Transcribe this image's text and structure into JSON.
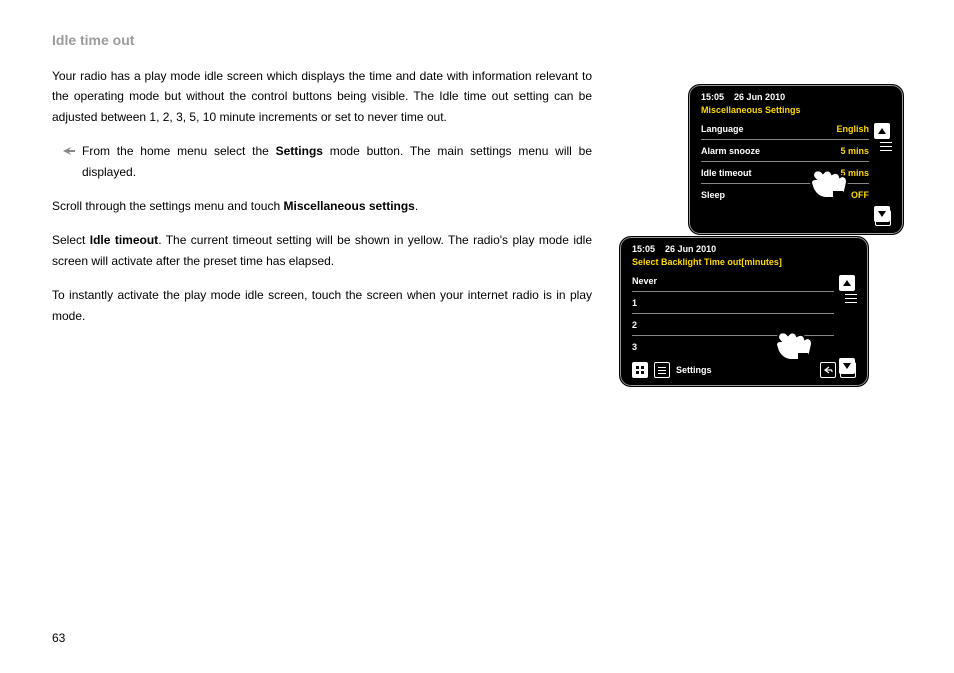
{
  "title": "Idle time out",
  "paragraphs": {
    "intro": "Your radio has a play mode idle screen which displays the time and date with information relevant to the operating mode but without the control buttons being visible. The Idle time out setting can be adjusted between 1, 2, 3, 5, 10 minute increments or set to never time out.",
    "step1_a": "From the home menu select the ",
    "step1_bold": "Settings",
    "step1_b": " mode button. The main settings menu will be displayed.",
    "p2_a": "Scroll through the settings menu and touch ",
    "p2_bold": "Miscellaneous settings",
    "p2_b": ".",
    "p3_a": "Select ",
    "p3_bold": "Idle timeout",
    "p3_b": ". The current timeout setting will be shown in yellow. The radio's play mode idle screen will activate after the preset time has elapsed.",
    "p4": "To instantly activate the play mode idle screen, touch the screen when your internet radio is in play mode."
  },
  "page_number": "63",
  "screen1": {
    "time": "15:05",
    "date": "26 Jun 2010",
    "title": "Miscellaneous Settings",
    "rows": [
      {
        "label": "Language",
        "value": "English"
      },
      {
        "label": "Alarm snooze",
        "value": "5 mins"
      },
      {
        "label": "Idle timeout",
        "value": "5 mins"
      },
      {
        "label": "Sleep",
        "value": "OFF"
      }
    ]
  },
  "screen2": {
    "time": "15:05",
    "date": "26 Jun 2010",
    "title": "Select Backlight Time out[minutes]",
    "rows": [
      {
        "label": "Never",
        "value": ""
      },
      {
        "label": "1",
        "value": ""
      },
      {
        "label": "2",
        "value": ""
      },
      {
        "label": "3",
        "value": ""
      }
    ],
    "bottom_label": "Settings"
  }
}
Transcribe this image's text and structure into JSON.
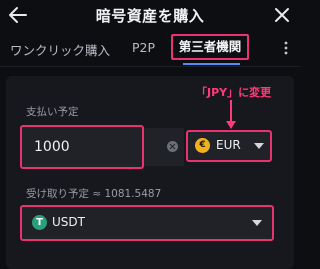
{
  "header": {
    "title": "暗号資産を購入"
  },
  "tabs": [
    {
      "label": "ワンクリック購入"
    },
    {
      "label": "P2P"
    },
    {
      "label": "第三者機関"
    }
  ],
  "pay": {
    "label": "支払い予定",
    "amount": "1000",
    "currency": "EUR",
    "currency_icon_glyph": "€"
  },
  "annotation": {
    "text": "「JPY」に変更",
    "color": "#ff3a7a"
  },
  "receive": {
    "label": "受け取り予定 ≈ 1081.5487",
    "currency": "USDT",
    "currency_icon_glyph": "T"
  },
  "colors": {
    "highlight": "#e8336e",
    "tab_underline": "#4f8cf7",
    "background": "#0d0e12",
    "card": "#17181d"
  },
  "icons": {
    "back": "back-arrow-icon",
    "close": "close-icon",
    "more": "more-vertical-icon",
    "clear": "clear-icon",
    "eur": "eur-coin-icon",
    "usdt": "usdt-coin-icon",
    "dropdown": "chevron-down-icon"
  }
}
════════════════════
## Exercise task
Select the lines in this material that hold the word "will", leaving none out.

## Output for this exercise
    "step1_b": " mode button. The main settings menu will be displayed.",
    "p3_b": ". The current timeout setting will be shown in yellow. The radio's play mode idle screen will activate after the preset time has elapsed.",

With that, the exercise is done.